**Given problem:**
Write the material out again, line by line, exactly as it is.

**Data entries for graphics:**

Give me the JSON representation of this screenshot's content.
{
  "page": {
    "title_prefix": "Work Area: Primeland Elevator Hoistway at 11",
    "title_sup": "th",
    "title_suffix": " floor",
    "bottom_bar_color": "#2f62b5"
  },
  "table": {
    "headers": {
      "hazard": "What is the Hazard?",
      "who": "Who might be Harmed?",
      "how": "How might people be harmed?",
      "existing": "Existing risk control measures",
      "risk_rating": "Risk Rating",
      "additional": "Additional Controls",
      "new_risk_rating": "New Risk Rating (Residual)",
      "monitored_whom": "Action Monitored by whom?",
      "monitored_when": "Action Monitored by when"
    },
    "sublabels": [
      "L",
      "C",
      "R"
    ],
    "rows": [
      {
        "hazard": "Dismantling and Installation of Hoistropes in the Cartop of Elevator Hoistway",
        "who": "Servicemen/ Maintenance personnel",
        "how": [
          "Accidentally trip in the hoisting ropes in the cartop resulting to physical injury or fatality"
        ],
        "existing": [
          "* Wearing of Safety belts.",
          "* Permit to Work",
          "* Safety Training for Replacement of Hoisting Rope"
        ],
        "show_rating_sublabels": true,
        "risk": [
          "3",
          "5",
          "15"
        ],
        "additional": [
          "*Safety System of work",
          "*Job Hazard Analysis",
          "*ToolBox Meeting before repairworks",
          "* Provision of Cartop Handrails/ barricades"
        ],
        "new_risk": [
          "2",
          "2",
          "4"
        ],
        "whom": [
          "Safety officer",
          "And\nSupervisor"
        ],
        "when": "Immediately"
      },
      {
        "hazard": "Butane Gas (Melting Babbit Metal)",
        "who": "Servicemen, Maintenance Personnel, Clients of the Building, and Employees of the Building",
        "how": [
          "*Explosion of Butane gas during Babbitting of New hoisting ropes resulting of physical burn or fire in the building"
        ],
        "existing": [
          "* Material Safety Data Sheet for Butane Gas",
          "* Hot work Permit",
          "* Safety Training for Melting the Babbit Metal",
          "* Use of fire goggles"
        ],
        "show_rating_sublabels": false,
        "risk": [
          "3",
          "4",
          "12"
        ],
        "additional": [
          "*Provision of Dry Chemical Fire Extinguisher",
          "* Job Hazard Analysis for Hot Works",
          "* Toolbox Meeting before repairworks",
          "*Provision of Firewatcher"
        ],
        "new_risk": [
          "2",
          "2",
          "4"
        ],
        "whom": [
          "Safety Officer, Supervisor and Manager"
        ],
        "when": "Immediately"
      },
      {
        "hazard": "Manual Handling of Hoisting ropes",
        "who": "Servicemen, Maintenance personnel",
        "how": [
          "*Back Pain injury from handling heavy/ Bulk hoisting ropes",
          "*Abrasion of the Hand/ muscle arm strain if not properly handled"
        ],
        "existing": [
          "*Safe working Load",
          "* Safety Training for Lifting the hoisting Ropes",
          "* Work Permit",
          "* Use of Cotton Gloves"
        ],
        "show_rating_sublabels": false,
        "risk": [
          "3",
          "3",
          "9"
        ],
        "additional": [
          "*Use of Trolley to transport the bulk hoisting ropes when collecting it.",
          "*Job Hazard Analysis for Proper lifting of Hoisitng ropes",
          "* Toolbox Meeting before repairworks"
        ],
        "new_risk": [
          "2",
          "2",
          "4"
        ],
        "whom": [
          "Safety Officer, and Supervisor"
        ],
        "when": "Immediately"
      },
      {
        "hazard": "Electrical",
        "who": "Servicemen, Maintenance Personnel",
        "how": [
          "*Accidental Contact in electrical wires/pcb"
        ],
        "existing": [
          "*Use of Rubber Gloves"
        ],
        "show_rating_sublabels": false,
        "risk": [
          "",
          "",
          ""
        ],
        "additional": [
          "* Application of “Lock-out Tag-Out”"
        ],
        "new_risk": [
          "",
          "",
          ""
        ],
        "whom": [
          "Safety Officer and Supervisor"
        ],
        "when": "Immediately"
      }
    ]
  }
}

**Correct answer:**
Give me the JSON representation of this screenshot's content.
{
  "page": {
    "title_prefix": "Work Area: Primeland Elevator Hoistway at 11",
    "title_sup": "th",
    "title_suffix": " floor",
    "bottom_bar_color": "#2f62b5"
  },
  "table": {
    "headers": {
      "hazard": "What is the Hazard?",
      "who": "Who might be Harmed?",
      "how": "How might people be harmed?",
      "existing": "Existing risk control measures",
      "risk_rating": "Risk Rating",
      "additional": "Additional Controls",
      "new_risk_rating": "New Risk Rating (Residual)",
      "monitored_whom": "Action Monitored by whom?",
      "monitored_when": "Action Monitored by when"
    },
    "sublabels": [
      "L",
      "C",
      "R"
    ],
    "rows": [
      {
        "hazard": "Dismantling and Installation of Hoistropes in the Cartop of Elevator Hoistway",
        "who": "Servicemen/ Maintenance personnel",
        "how": [
          "Accidentally trip in the hoisting ropes in the cartop resulting to physical injury or fatality"
        ],
        "existing": [
          "* Wearing of Safety belts.",
          "* Permit to Work",
          "* Safety Training for Replacement of Hoisting Rope"
        ],
        "show_rating_sublabels": true,
        "risk": [
          "3",
          "5",
          "15"
        ],
        "additional": [
          "*Safety System of work",
          "*Job Hazard Analysis",
          "*ToolBox Meeting before repairworks",
          "* Provision of Cartop Handrails/ barricades"
        ],
        "new_risk": [
          "2",
          "2",
          "4"
        ],
        "whom": [
          "Safety officer",
          "And\nSupervisor"
        ],
        "when": "Immediately"
      },
      {
        "hazard": "Butane Gas (Melting Babbit Metal)",
        "who": "Servicemen, Maintenance Personnel, Clients of the Building, and Employees of the Building",
        "how": [
          "*Explosion of Butane gas during Babbitting of New hoisting ropes resulting of physical burn or fire in the building"
        ],
        "existing": [
          "* Material Safety Data Sheet for Butane Gas",
          "* Hot work Permit",
          "* Safety Training for Melting the Babbit Metal",
          "* Use of fire goggles"
        ],
        "show_rating_sublabels": false,
        "risk": [
          "3",
          "4",
          "12"
        ],
        "additional": [
          "*Provision of Dry Chemical Fire Extinguisher",
          "* Job Hazard Analysis for Hot Works",
          "* Toolbox Meeting before repairworks",
          "*Provision of Firewatcher"
        ],
        "new_risk": [
          "2",
          "2",
          "4"
        ],
        "whom": [
          "Safety Officer, Supervisor and Manager"
        ],
        "when": "Immediately"
      },
      {
        "hazard": "Manual Handling of Hoisting ropes",
        "who": "Servicemen, Maintenance personnel",
        "how": [
          "*Back Pain injury from handling heavy/ Bulk hoisting ropes",
          "*Abrasion of the Hand/ muscle arm strain if not properly handled"
        ],
        "existing": [
          "*Safe working Load",
          "* Safety Training for Lifting the hoisting Ropes",
          "* Work Permit",
          "* Use of Cotton Gloves"
        ],
        "show_rating_sublabels": false,
        "risk": [
          "3",
          "3",
          "9"
        ],
        "additional": [
          "*Use of Trolley to transport the bulk hoisting ropes when collecting it.",
          "*Job Hazard Analysis for Proper lifting of Hoisitng ropes",
          "* Toolbox Meeting before repairworks"
        ],
        "new_risk": [
          "2",
          "2",
          "4"
        ],
        "whom": [
          "Safety Officer, and Supervisor"
        ],
        "when": "Immediately"
      },
      {
        "hazard": "Electrical",
        "who": "Servicemen, Maintenance Personnel",
        "how": [
          "*Accidental Contact in electrical wires/pcb"
        ],
        "existing": [
          "*Use of Rubber Gloves"
        ],
        "show_rating_sublabels": false,
        "risk": [
          "",
          "",
          ""
        ],
        "additional": [
          "* Application of “Lock-out Tag-Out”"
        ],
        "new_risk": [
          "",
          "",
          ""
        ],
        "whom": [
          "Safety Officer and Supervisor"
        ],
        "when": "Immediately"
      }
    ]
  }
}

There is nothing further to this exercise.